TASK DETAILS:
Which lines hold the word "Rich"? Copy each of them from the material.

SOURCE MATERIAL:

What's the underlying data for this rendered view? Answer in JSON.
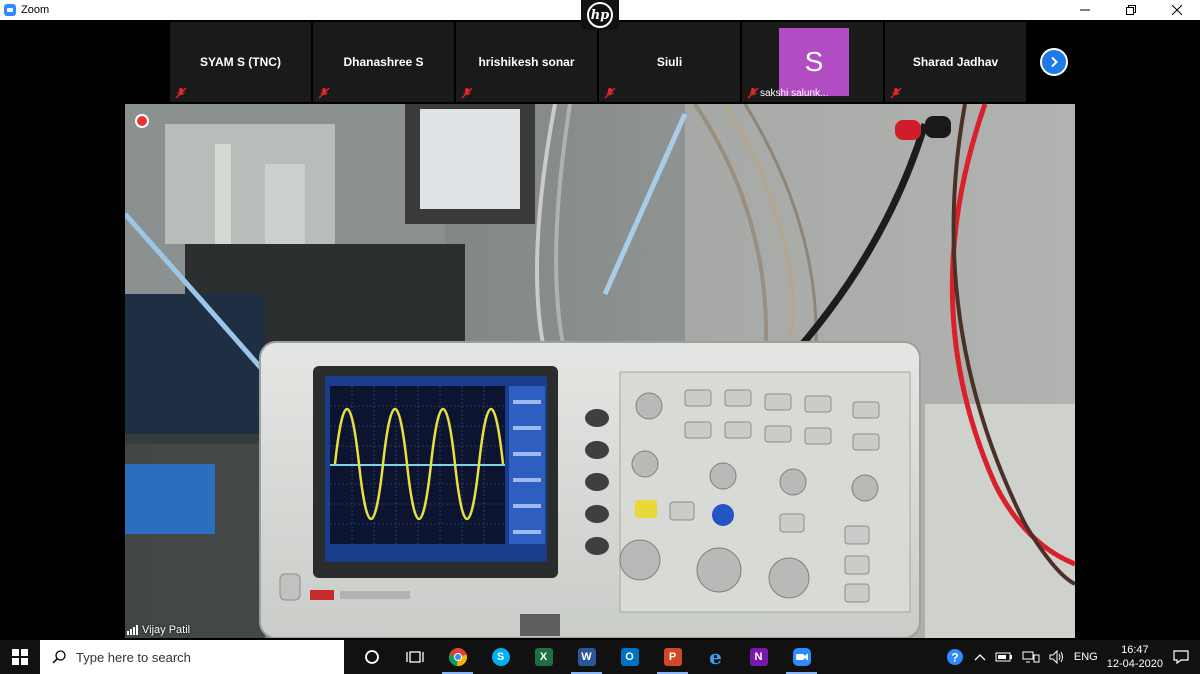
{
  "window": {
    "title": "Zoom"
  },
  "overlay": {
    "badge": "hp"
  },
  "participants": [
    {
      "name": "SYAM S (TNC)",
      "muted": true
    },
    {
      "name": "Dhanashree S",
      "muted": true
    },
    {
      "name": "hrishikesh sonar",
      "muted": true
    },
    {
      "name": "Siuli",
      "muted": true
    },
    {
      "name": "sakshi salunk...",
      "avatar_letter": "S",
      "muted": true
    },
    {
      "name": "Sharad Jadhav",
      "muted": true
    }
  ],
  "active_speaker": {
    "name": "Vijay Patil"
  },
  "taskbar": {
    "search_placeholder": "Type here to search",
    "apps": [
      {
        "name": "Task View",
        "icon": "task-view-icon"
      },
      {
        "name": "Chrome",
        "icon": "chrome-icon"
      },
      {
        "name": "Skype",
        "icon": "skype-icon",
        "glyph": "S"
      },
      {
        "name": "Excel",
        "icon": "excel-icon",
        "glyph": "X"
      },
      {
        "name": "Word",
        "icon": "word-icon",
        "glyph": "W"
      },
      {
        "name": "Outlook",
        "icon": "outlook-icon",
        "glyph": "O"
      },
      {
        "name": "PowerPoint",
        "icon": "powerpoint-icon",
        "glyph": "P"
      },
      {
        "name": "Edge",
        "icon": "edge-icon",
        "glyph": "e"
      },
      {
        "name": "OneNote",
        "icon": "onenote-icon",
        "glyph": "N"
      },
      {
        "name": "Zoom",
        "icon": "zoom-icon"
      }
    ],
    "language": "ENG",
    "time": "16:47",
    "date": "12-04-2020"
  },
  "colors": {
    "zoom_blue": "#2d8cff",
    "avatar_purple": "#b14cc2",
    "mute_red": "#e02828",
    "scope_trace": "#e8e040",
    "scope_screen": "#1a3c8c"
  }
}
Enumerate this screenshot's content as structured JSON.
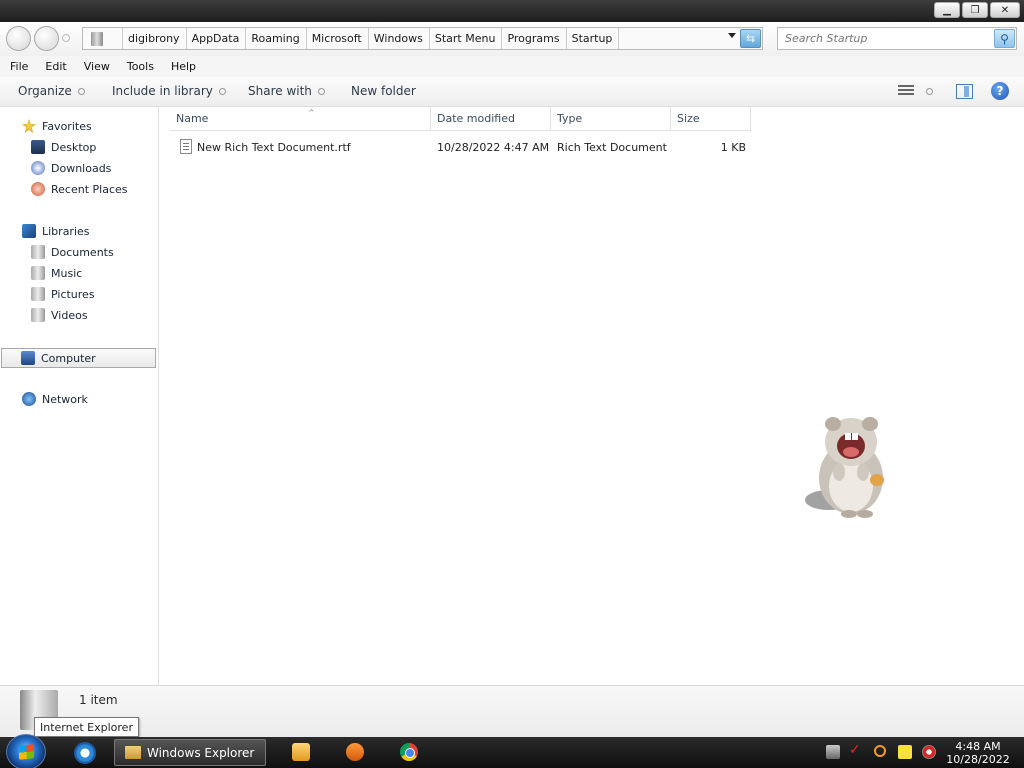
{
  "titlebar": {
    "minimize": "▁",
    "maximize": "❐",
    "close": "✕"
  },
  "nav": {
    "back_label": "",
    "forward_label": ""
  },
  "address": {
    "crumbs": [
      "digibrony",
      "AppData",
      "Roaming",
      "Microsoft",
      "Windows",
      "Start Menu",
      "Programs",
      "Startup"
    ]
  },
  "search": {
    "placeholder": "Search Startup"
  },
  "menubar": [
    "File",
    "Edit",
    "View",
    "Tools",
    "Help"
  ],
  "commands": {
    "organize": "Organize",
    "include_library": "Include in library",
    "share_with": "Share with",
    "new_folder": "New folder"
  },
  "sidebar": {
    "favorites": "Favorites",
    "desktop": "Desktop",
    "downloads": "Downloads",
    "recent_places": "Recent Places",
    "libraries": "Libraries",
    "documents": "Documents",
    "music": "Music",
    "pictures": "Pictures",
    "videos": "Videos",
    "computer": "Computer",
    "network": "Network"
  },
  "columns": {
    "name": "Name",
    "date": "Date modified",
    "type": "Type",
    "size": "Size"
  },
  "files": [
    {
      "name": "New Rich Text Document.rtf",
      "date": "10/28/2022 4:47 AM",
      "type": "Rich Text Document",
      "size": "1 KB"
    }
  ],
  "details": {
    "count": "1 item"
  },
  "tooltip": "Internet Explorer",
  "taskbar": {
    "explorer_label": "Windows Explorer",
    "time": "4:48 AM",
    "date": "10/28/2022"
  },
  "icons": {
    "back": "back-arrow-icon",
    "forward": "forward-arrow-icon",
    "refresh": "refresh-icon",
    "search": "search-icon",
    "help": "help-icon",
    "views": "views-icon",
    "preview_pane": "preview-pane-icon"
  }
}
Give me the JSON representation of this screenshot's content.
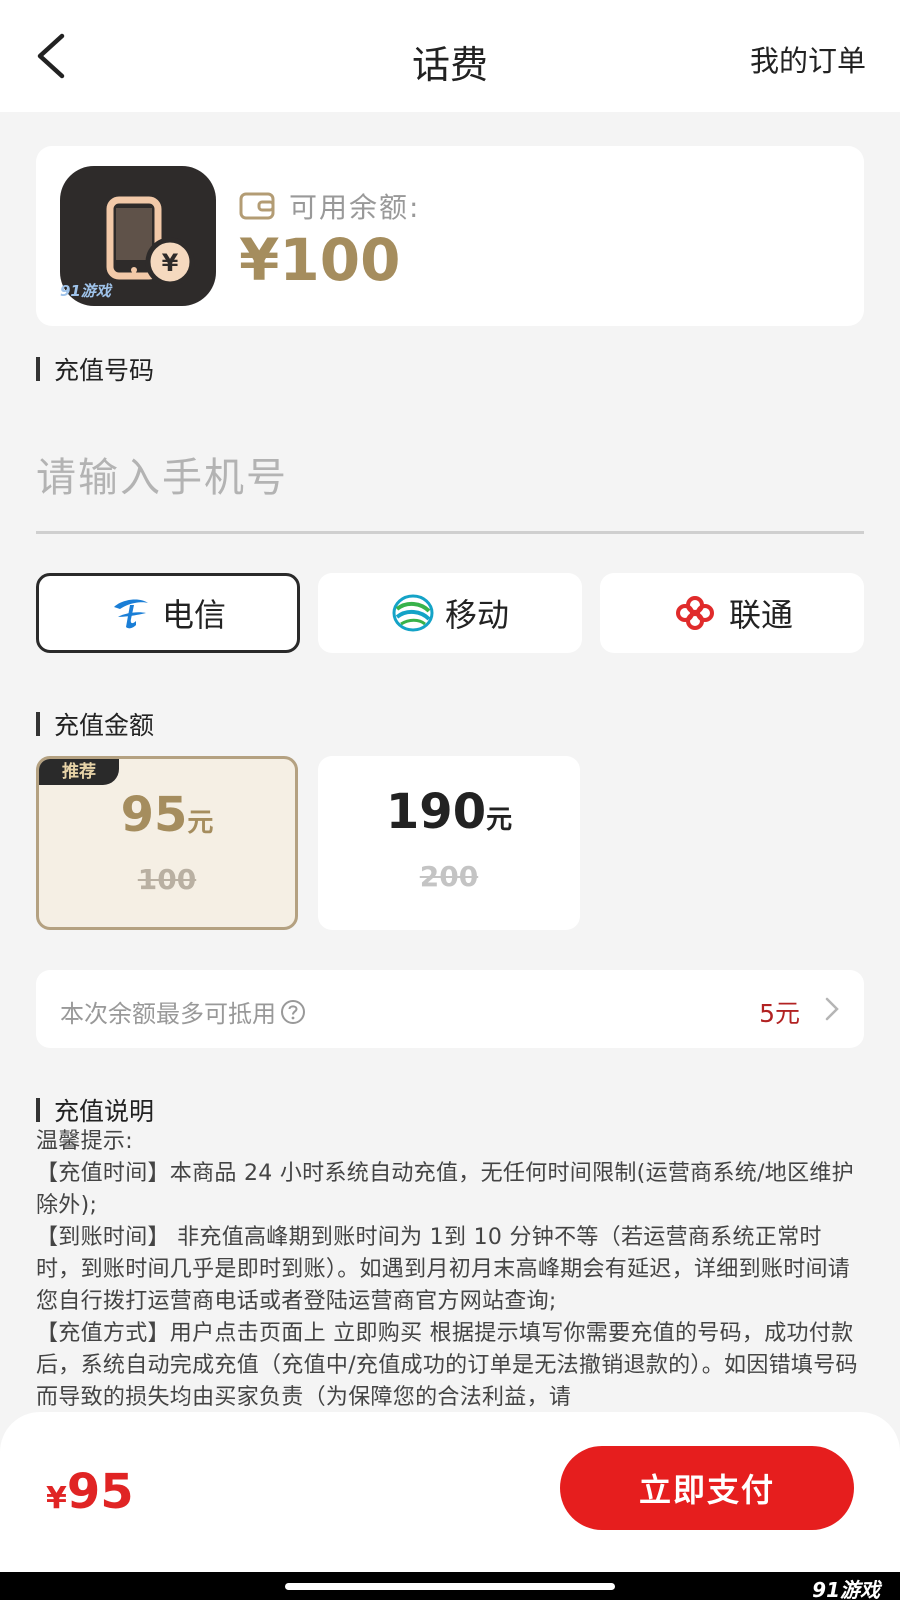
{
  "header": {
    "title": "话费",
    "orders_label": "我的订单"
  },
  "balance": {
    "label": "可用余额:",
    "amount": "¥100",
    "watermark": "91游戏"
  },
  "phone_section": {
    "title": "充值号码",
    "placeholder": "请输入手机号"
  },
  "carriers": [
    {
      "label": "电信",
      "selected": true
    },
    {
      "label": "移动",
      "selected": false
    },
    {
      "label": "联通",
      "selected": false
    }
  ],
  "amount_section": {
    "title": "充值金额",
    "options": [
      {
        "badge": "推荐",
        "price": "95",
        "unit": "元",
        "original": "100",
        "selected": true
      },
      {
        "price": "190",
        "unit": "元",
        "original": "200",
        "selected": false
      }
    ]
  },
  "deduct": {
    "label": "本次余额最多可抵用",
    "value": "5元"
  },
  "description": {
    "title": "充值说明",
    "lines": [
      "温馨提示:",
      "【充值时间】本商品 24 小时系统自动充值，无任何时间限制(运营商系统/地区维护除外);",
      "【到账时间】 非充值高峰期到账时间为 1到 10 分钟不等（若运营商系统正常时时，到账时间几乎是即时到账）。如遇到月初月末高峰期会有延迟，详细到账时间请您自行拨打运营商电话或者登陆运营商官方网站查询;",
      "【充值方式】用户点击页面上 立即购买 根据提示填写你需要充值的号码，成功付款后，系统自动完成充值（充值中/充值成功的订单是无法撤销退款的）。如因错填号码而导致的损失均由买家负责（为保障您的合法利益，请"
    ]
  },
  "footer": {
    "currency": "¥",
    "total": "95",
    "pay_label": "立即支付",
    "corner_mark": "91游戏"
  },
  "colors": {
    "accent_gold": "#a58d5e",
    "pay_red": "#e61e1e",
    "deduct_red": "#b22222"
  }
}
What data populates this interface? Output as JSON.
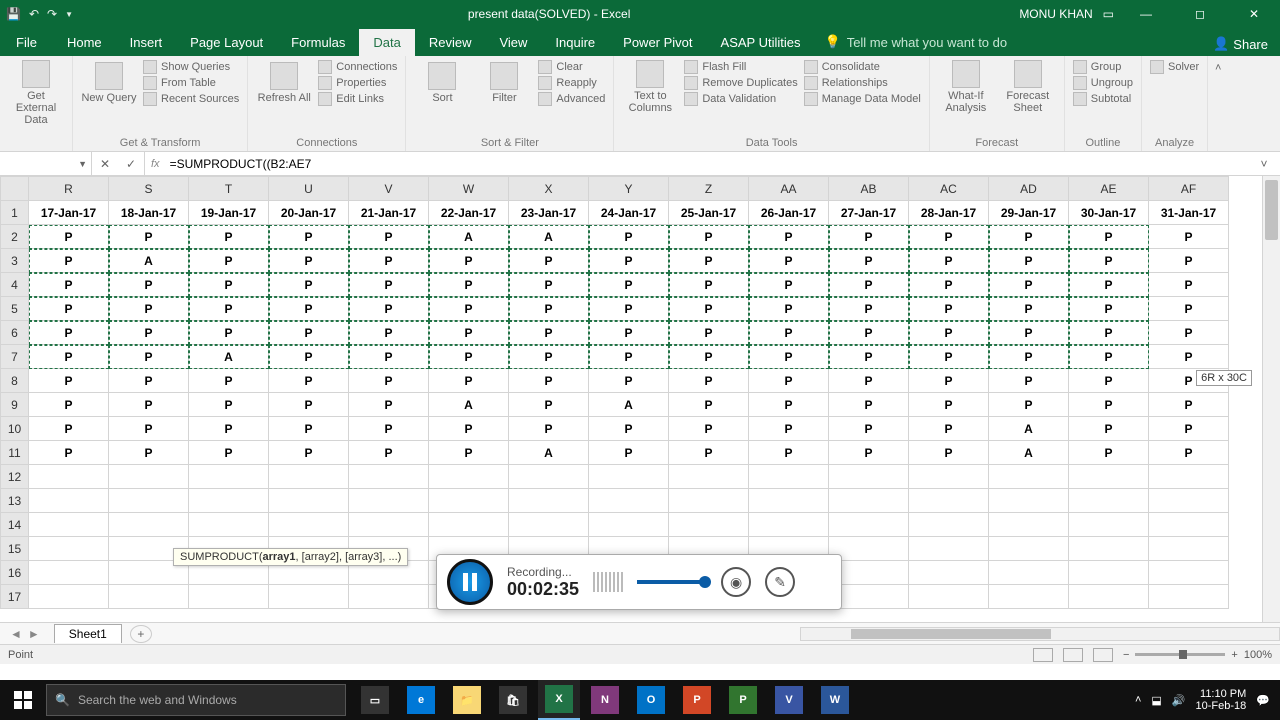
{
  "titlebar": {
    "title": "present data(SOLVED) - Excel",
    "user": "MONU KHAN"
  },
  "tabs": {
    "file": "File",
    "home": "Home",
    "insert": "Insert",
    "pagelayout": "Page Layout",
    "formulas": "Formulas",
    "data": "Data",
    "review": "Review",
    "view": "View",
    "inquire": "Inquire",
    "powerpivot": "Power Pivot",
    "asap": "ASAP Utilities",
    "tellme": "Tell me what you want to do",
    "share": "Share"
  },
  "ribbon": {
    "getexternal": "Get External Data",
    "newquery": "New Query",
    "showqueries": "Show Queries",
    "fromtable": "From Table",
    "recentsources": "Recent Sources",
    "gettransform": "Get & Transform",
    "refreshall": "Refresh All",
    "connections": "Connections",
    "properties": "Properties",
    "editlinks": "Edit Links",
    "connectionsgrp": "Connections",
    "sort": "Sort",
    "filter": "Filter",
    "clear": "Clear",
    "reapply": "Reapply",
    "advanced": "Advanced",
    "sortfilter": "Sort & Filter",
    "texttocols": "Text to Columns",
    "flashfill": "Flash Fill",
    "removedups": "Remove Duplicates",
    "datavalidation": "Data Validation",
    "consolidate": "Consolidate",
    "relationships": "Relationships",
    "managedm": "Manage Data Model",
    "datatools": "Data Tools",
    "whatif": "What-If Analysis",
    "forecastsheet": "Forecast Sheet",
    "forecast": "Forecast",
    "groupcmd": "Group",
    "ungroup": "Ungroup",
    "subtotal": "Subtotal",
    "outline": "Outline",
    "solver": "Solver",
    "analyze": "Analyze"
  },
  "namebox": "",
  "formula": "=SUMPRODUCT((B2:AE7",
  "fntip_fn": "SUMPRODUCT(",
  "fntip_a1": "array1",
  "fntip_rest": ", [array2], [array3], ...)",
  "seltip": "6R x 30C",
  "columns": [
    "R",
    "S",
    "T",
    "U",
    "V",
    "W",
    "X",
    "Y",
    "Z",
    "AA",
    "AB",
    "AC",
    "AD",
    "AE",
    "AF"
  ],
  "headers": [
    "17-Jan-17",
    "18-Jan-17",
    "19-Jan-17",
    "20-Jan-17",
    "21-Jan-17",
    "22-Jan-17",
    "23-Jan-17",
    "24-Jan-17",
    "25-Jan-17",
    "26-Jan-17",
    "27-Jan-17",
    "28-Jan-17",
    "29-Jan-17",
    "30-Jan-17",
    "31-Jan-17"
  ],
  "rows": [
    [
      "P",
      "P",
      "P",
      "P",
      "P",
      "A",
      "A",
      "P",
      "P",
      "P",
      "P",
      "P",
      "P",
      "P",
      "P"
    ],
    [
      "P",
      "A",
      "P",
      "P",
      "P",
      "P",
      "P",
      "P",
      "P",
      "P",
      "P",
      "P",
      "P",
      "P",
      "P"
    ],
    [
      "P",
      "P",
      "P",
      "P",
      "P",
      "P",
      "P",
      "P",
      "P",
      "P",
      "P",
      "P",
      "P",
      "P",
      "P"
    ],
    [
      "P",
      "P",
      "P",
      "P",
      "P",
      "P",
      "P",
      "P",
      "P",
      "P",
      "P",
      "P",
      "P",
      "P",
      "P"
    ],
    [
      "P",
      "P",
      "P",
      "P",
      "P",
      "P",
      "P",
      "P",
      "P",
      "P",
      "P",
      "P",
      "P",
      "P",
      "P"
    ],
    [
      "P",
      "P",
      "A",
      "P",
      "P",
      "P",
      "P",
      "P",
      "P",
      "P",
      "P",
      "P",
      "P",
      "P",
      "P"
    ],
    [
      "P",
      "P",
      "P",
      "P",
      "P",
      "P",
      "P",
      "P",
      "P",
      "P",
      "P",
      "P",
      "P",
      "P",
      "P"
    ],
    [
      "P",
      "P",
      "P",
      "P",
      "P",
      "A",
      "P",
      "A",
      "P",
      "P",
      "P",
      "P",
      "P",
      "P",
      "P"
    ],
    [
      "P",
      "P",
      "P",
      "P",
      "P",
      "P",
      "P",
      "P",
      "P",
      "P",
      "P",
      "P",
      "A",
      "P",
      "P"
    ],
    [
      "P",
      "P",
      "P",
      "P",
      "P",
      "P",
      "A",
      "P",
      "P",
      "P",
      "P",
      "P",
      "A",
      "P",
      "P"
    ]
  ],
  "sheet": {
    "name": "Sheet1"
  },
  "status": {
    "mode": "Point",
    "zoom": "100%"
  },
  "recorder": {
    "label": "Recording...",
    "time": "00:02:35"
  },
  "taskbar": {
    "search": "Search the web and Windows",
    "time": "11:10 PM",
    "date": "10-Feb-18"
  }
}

RESPONSE FOR THIS EXERCISE:
      "name": "New Rich Text Document.rtf",
      "type": "Rich Text Document",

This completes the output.